The task: Copy nothing but the text: reproduce each line of the listing exactly and leave the pictures out.

* * *

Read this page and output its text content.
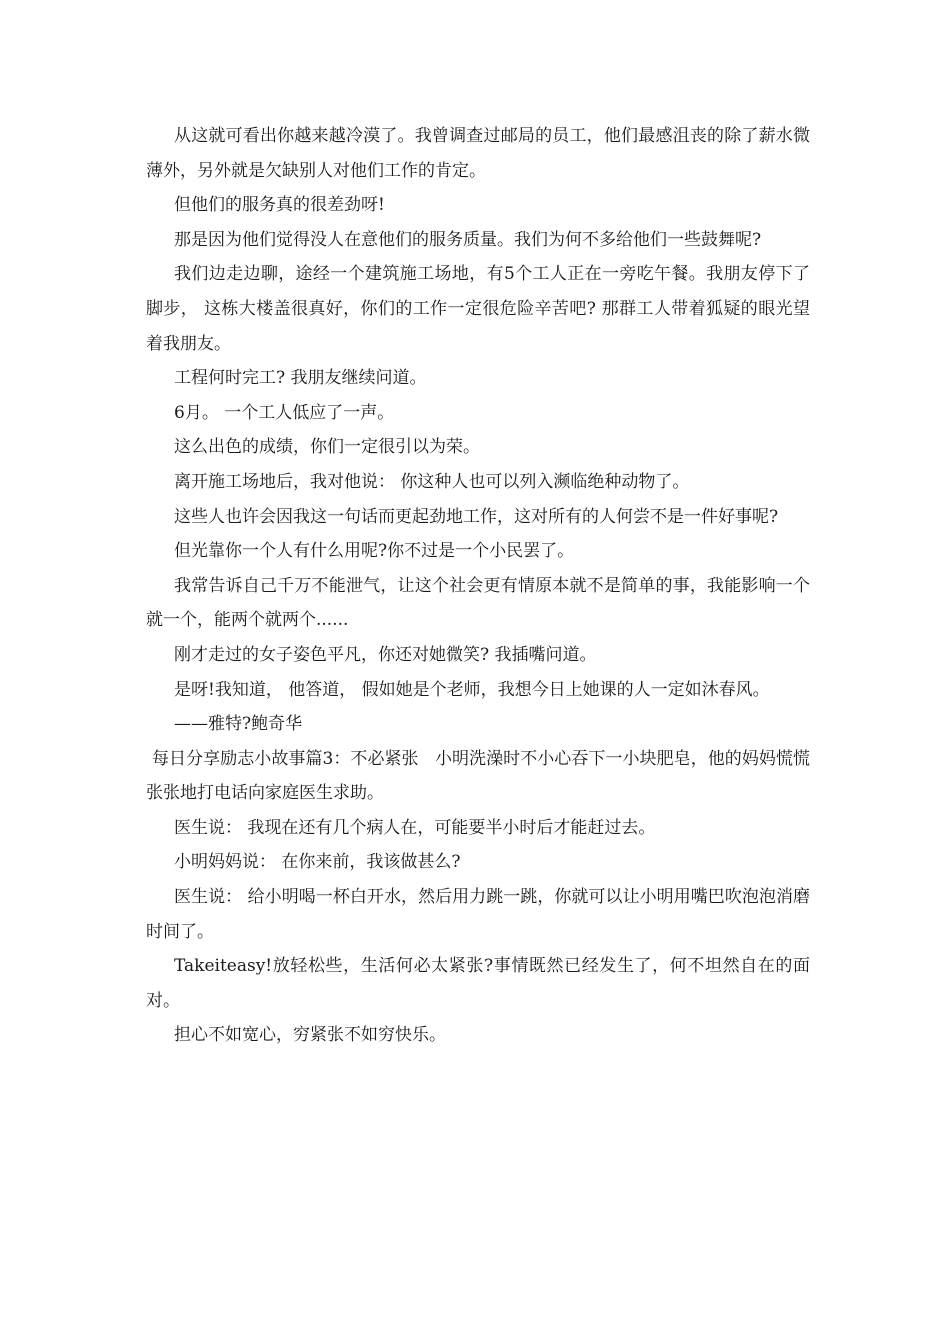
从这就可看出你越来越冷漠了。我曾调查过邮局的员工，他们最感沮丧的除了薪水微薄外，另外就是欠缺别人对他们工作的肯定。

但他们的服务真的很差劲呀!

那是因为他们觉得没人在意他们的服务质量。我们为何不多给他们一些鼓舞呢?

我们边走边聊，途经一个建筑施工场地，有5个工人正在一旁吃午餐。我朋友停下了脚步， 这栋大楼盖很真好，你们的工作一定很危险辛苦吧? 那群工人带着狐疑的眼光望着我朋友。

工程何时完工? 我朋友继续问道。

6月。 一个工人低应了一声。

这么出色的成绩，你们一定很引以为荣。

离开施工场地后，我对他说： 你这种人也可以列入濒临绝种动物了。

这些人也许会因我这一句话而更起劲地工作，这对所有的人何尝不是一件好事呢?

但光靠你一个人有什么用呢?你不过是一个小民罢了。

我常告诉自己千万不能泄气，让这个社会更有情原本就不是简单的事，我能影响一个就一个，能两个就两个......

刚才走过的女子姿色平凡，你还对她微笑? 我插嘴问道。

是呀!我知道， 他答道， 假如她是个老师，我想今日上她课的人一定如沐春风。

——雅特?鲍奇华

每日分享励志小故事篇3：不必紧张   小明洗澡时不小心吞下一小块肥皂，他的妈妈慌慌张张地打电话向家庭医生求助。

医生说： 我现在还有几个病人在，可能要半小时后才能赶过去。

小明妈妈说： 在你来前，我该做甚么?

医生说： 给小明喝一杯白开水，然后用力跳一跳，你就可以让小明用嘴巴吹泡泡消磨时间了。

Takeiteasy!放轻松些，生活何必太紧张?事情既然已经发生了，何不坦然自在的面对。

担心不如宽心，穷紧张不如穷快乐。
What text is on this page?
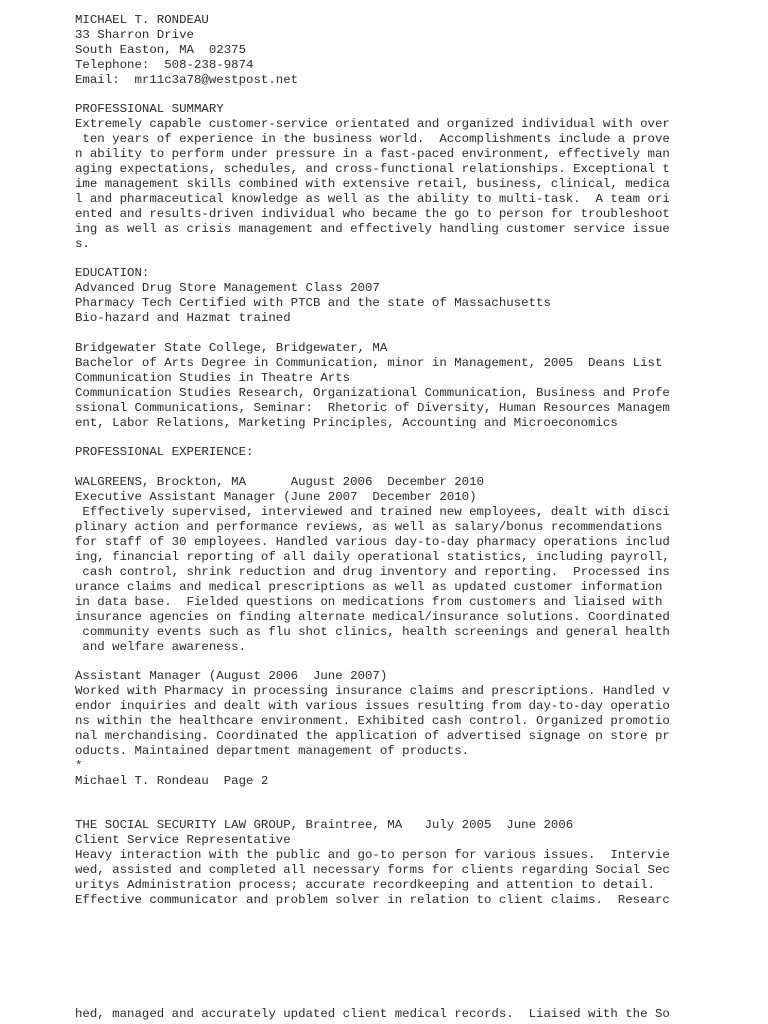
MICHAEL T. RONDEAU
33 Sharron Drive
South Easton, MA  02375
Telephone:  508-238-9874
Email:  mr11c3a78@westpost.net
PROFESSIONAL SUMMARY
Extremely capable customer-service orientated and organized individual with over
ten years of experience in the business world.  Accomplishments include a prove
n ability to perform under pressure in a fast-paced environment, effectively man
aging expectations, schedules, and cross-functional relationships. Exceptional t
ime management skills combined with extensive retail, business, clinical, medica
l and pharmaceutical knowledge as well as the ability to multi-task.  A team ori
ented and results-driven individual who became the go to person for troubleshoot
ing as well as crisis management and effectively handling customer service issue
s.
EDUCATION:
Advanced Drug Store Management Class 2007
Pharmacy Tech Certified with PTCB and the state of Massachusetts
Bio-hazard and Hazmat trained
Bridgewater State College, Bridgewater, MA
Bachelor of Arts Degree in Communication, minor in Management, 2005  Deans List
Communication Studies in Theatre Arts
Communication Studies Research, Organizational Communication, Business and Profe
ssional Communications, Seminar:  Rhetoric of Diversity, Human Resources Managem
ent, Labor Relations, Marketing Principles, Accounting and Microeconomics
PROFESSIONAL EXPERIENCE:
WALGREENS, Brockton, MA      August 2006  December 2010
Executive Assistant Manager (June 2007  December 2010)
Effectively supervised, interviewed and trained new employees, dealt with disci
plinary action and performance reviews, as well as salary/bonus recommendations
for staff of 30 employees. Handled various day-to-day pharmacy operations includ
ing, financial reporting of all daily operational statistics, including payroll,
cash control, shrink reduction and drug inventory and reporting.  Processed ins
urance claims and medical prescriptions as well as updated customer information
in data base.  Fielded questions on medications from customers and liaised with
insurance agencies on finding alternate medical/insurance solutions. Coordinated
community events such as flu shot clinics, health screenings and general health
and welfare awareness.
Assistant Manager (August 2006  June 2007)
Worked with Pharmacy in processing insurance claims and prescriptions. Handled v
endor inquiries and dealt with various issues resulting from day-to-day operatio
ns within the healthcare environment. Exhibited cash control. Organized promotio
nal merchandising. Coordinated the application of advertised signage on store pr
oducts. Maintained department management of products.
*
Michael T. Rondeau  Page 2
THE SOCIAL SECURITY LAW GROUP, Braintree, MA   July 2005  June 2006
Client Service Representative
Heavy interaction with the public and go-to person for various issues.  Intervie
wed, assisted and completed all necessary forms for clients regarding Social Sec
uritys Administration process; accurate recordkeeping and attention to detail.
Effective communicator and problem solver in relation to client claims.  Researc
hed, managed and accurately updated client medical records.  Liaised with the So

* * *

Problem solution:
Read this page and output its text content.
从这就可看出你越来越冷漠了。我曾调查过邮局的员工，他们最感沮丧的除了薪水微薄外，另外就是欠缺别人对他们工作的肯定。

但他们的服务真的很差劲呀!

那是因为他们觉得没人在意他们的服务质量。我们为何不多给他们一些鼓舞呢?

我们边走边聊，途经一个建筑施工场地，有5个工人正在一旁吃午餐。我朋友停下了脚步， 这栋大楼盖很真好，你们的工作一定很危险辛苦吧? 那群工人带着狐疑的眼光望着我朋友。

工程何时完工? 我朋友继续问道。

6月。 一个工人低应了一声。

这么出色的成绩，你们一定很引以为荣。

离开施工场地后，我对他说： 你这种人也可以列入濒临绝种动物了。

这些人也许会因我这一句话而更起劲地工作，这对所有的人何尝不是一件好事呢?

但光靠你一个人有什么用呢?你不过是一个小民罢了。

我常告诉自己千万不能泄气，让这个社会更有情原本就不是简单的事，我能影响一个就一个，能两个就两个......

刚才走过的女子姿色平凡，你还对她微笑? 我插嘴问道。

是呀!我知道， 他答道， 假如她是个老师，我想今日上她课的人一定如沐春风。

——雅特?鲍奇华

每日分享励志小故事篇3：不必紧张   小明洗澡时不小心吞下一小块肥皂，他的妈妈慌慌张张地打电话向家庭医生求助。

医生说： 我现在还有几个病人在，可能要半小时后才能赶过去。

小明妈妈说： 在你来前，我该做甚么?

医生说： 给小明喝一杯白开水，然后用力跳一跳，你就可以让小明用嘴巴吹泡泡消磨时间了。

Takeiteasy!放轻松些，生活何必太紧张?事情既然已经发生了，何不坦然自在的面对。

担心不如宽心，穷紧张不如穷快乐。
What text is on this page?
MICHAEL T. RONDEAU
33 Sharron Drive
South Easton, MA  02375
Telephone:  508-238-9874
Email:  mr11c3a78@westpost.net
PROFESSIONAL SUMMARY
Extremely capable customer-service orientated and organized individual with over
ten years of experience in the business world.  Accomplishments include a prove
n ability to perform under pressure in a fast-paced environment, effectively man
aging expectations, schedules, and cross-functional relationships. Exceptional t
ime management skills combined with extensive retail, business, clinical, medica
l and pharmaceutical knowledge as well as the ability to multi-task.  A team ori
ented and results-driven individual who became the go to person for troubleshoot
ing as well as crisis management and effectively handling customer service issue
s.
EDUCATION:
Advanced Drug Store Management Class 2007
Pharmacy Tech Certified with PTCB and the state of Massachusetts
Bio-hazard and Hazmat trained
Bridgewater State College, Bridgewater, MA
Bachelor of Arts Degree in Communication, minor in Management, 2005  Deans List
Communication Studies in Theatre Arts
Communication Studies Research, Organizational Communication, Business and Profe
ssional Communications, Seminar:  Rhetoric of Diversity, Human Resources Managem
ent, Labor Relations, Marketing Principles, Accounting and Microeconomics
PROFESSIONAL EXPERIENCE:
WALGREENS, Brockton, MA      August 2006  December 2010
Executive Assistant Manager (June 2007  December 2010)
Effectively supervised, interviewed and trained new employees, dealt with disci
plinary action and performance reviews, as well as salary/bonus recommendations
for staff of 30 employees. Handled various day-to-day pharmacy operations includ
ing, financial reporting of all daily operational statistics, including payroll,
cash control, shrink reduction and drug inventory and reporting.  Processed ins
urance claims and medical prescriptions as well as updated customer information
in data base.  Fielded questions on medications from customers and liaised with
insurance agencies on finding alternate medical/insurance solutions. Coordinated
community events such as flu shot clinics, health screenings and general health
and welfare awareness.
Assistant Manager (August 2006  June 2007)
Worked with Pharmacy in processing insurance claims and prescriptions. Handled v
endor inquiries and dealt with various issues resulting from day-to-day operatio
ns within the healthcare environment. Exhibited cash control. Organized promotio
nal merchandising. Coordinated the application of advertised signage on store pr
oducts. Maintained department management of products.
*
Michael T. Rondeau  Page 2
THE SOCIAL SECURITY LAW GROUP, Braintree, MA   July 2005  June 2006
Client Service Representative
Heavy interaction with the public and go-to person for various issues.  Intervie
wed, assisted and completed all necessary forms for clients regarding Social Sec
uritys Administration process; accurate recordkeeping and attention to detail.
Effective communicator and problem solver in relation to client claims.  Researc
hed, managed and accurately updated client medical records.  Liaised with the So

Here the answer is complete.